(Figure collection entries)

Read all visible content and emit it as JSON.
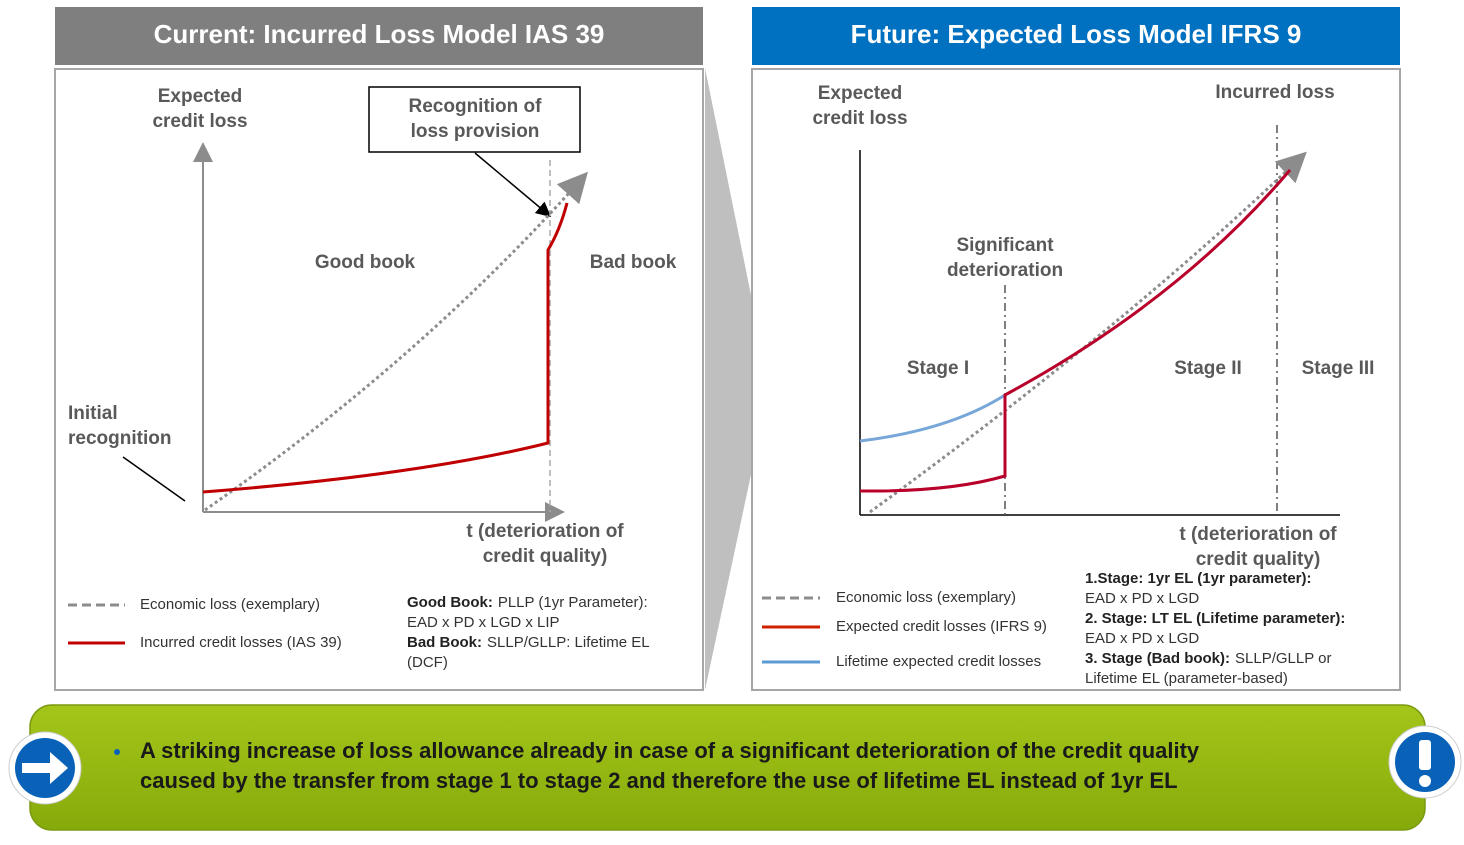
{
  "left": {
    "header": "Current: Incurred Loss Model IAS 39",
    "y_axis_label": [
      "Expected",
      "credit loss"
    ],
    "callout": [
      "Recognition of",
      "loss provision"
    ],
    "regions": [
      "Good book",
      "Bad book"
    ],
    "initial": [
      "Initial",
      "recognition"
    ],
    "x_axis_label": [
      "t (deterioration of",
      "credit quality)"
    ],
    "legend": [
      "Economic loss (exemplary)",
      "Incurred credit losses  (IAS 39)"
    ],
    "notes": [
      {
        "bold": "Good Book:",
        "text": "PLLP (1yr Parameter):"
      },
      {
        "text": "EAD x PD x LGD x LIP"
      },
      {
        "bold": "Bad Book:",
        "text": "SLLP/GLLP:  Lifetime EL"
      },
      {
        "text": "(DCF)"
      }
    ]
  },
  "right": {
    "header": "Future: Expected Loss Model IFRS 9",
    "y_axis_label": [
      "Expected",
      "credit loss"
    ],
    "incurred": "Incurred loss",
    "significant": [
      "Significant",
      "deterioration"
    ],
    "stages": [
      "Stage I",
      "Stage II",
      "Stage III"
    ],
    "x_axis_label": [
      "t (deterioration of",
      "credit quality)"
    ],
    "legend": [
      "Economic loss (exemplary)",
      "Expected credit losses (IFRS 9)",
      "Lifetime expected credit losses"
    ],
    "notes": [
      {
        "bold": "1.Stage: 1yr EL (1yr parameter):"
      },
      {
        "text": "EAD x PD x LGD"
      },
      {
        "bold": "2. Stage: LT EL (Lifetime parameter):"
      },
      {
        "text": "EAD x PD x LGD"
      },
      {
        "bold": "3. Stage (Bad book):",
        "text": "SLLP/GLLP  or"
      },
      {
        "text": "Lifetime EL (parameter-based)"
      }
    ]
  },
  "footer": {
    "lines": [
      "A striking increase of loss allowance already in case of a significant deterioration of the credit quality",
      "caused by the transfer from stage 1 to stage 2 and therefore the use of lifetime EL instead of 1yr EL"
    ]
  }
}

*THE REQUEST:* Copy out each line of the records that holds the string "credit".

*ANSWER FOR THIS EXERCISE:*
      "credit loss"
      "credit quality)"
      "Incurred credit losses  (IAS 39)"
      "credit loss"
      "credit quality)"
      "Expected credit losses (IFRS 9)",
      "Lifetime expected credit losses"
      "A striking increase of loss allowance already in case of a significant deterioration of the credit quality",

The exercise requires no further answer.